Exercise details:
Restate all of the data exactly.

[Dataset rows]
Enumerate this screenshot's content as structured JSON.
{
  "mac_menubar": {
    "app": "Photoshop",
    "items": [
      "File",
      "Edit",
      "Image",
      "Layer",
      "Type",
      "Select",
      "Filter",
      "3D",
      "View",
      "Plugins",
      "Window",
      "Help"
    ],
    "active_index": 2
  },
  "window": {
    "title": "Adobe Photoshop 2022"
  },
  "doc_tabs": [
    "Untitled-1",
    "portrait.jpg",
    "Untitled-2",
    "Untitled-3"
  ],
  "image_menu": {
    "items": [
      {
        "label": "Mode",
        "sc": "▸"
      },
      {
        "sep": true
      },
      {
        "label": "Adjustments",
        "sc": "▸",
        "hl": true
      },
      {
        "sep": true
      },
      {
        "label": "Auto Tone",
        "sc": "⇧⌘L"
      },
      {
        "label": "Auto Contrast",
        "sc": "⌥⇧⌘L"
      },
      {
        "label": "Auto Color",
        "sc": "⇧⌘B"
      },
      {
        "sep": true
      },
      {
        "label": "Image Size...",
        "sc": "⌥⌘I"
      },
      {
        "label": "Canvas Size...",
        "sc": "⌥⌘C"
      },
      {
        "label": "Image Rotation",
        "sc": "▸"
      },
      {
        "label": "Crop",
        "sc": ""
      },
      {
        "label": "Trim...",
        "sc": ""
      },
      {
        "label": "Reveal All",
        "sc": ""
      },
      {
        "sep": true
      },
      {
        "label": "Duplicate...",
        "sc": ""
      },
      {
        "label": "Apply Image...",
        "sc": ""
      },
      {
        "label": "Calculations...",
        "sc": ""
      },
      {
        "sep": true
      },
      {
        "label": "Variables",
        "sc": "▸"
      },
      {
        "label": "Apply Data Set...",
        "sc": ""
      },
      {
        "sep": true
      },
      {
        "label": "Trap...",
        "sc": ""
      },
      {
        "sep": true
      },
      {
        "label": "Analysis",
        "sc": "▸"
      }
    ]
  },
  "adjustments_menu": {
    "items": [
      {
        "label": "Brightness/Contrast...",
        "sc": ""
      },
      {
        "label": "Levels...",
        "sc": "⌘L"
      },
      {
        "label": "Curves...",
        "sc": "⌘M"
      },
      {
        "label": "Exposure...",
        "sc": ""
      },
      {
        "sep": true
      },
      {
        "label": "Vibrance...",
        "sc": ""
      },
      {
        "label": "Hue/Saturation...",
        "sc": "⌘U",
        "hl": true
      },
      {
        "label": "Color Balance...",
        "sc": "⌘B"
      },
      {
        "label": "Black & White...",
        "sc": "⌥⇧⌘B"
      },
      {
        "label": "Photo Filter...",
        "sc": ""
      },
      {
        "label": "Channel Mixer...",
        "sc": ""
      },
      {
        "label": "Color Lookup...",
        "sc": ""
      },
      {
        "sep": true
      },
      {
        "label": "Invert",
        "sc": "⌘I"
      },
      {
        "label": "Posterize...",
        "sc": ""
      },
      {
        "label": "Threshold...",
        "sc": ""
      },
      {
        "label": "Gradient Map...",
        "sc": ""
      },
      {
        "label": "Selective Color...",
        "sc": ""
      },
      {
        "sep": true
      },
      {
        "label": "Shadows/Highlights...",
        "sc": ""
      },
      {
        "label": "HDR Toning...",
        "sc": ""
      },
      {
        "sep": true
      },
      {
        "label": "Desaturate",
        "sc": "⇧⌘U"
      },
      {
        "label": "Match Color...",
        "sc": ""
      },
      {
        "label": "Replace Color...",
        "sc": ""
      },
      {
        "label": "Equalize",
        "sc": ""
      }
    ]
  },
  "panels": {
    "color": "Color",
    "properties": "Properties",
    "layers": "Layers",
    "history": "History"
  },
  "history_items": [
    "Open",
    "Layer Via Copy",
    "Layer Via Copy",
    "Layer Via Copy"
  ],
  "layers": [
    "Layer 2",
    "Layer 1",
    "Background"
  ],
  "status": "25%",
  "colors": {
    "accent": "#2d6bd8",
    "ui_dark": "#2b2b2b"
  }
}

Answer to this task:
Enumerate this screenshot's content as structured JSON.
{
  "mac_menubar": {
    "app": "Photoshop",
    "items": [
      "File",
      "Edit",
      "Image",
      "Layer",
      "Type",
      "Select",
      "Filter",
      "3D",
      "View",
      "Plugins",
      "Window",
      "Help"
    ],
    "active_index": 2
  },
  "window": {
    "title": "Adobe Photoshop 2022"
  },
  "doc_tabs": [
    "Untitled-1",
    "portrait.jpg",
    "Untitled-2",
    "Untitled-3"
  ],
  "image_menu": {
    "items": [
      {
        "label": "Mode",
        "sc": "▸"
      },
      {
        "sep": true
      },
      {
        "label": "Adjustments",
        "sc": "▸",
        "hl": true
      },
      {
        "sep": true
      },
      {
        "label": "Auto Tone",
        "sc": "⇧⌘L"
      },
      {
        "label": "Auto Contrast",
        "sc": "⌥⇧⌘L"
      },
      {
        "label": "Auto Color",
        "sc": "⇧⌘B"
      },
      {
        "sep": true
      },
      {
        "label": "Image Size...",
        "sc": "⌥⌘I"
      },
      {
        "label": "Canvas Size...",
        "sc": "⌥⌘C"
      },
      {
        "label": "Image Rotation",
        "sc": "▸"
      },
      {
        "label": "Crop",
        "sc": ""
      },
      {
        "label": "Trim...",
        "sc": ""
      },
      {
        "label": "Reveal All",
        "sc": ""
      },
      {
        "sep": true
      },
      {
        "label": "Duplicate...",
        "sc": ""
      },
      {
        "label": "Apply Image...",
        "sc": ""
      },
      {
        "label": "Calculations...",
        "sc": ""
      },
      {
        "sep": true
      },
      {
        "label": "Variables",
        "sc": "▸"
      },
      {
        "label": "Apply Data Set...",
        "sc": ""
      },
      {
        "sep": true
      },
      {
        "label": "Trap...",
        "sc": ""
      },
      {
        "sep": true
      },
      {
        "label": "Analysis",
        "sc": "▸"
      }
    ]
  },
  "adjustments_menu": {
    "items": [
      {
        "label": "Brightness/Contrast...",
        "sc": ""
      },
      {
        "label": "Levels...",
        "sc": "⌘L"
      },
      {
        "label": "Curves...",
        "sc": "⌘M"
      },
      {
        "label": "Exposure...",
        "sc": ""
      },
      {
        "sep": true
      },
      {
        "label": "Vibrance...",
        "sc": ""
      },
      {
        "label": "Hue/Saturation...",
        "sc": "⌘U",
        "hl": true
      },
      {
        "label": "Color Balance...",
        "sc": "⌘B"
      },
      {
        "label": "Black & White...",
        "sc": "⌥⇧⌘B"
      },
      {
        "label": "Photo Filter...",
        "sc": ""
      },
      {
        "label": "Channel Mixer...",
        "sc": ""
      },
      {
        "label": "Color Lookup...",
        "sc": ""
      },
      {
        "sep": true
      },
      {
        "label": "Invert",
        "sc": "⌘I"
      },
      {
        "label": "Posterize...",
        "sc": ""
      },
      {
        "label": "Threshold...",
        "sc": ""
      },
      {
        "label": "Gradient Map...",
        "sc": ""
      },
      {
        "label": "Selective Color...",
        "sc": ""
      },
      {
        "sep": true
      },
      {
        "label": "Shadows/Highlights...",
        "sc": ""
      },
      {
        "label": "HDR Toning...",
        "sc": ""
      },
      {
        "sep": true
      },
      {
        "label": "Desaturate",
        "sc": "⇧⌘U"
      },
      {
        "label": "Match Color...",
        "sc": ""
      },
      {
        "label": "Replace Color...",
        "sc": ""
      },
      {
        "label": "Equalize",
        "sc": ""
      }
    ]
  },
  "panels": {
    "color": "Color",
    "properties": "Properties",
    "layers": "Layers",
    "history": "History"
  },
  "history_items": [
    "Open",
    "Layer Via Copy",
    "Layer Via Copy",
    "Layer Via Copy"
  ],
  "layers": [
    "Layer 2",
    "Layer 1",
    "Background"
  ],
  "status": "25%",
  "colors": {
    "accent": "#2d6bd8",
    "ui_dark": "#2b2b2b"
  }
}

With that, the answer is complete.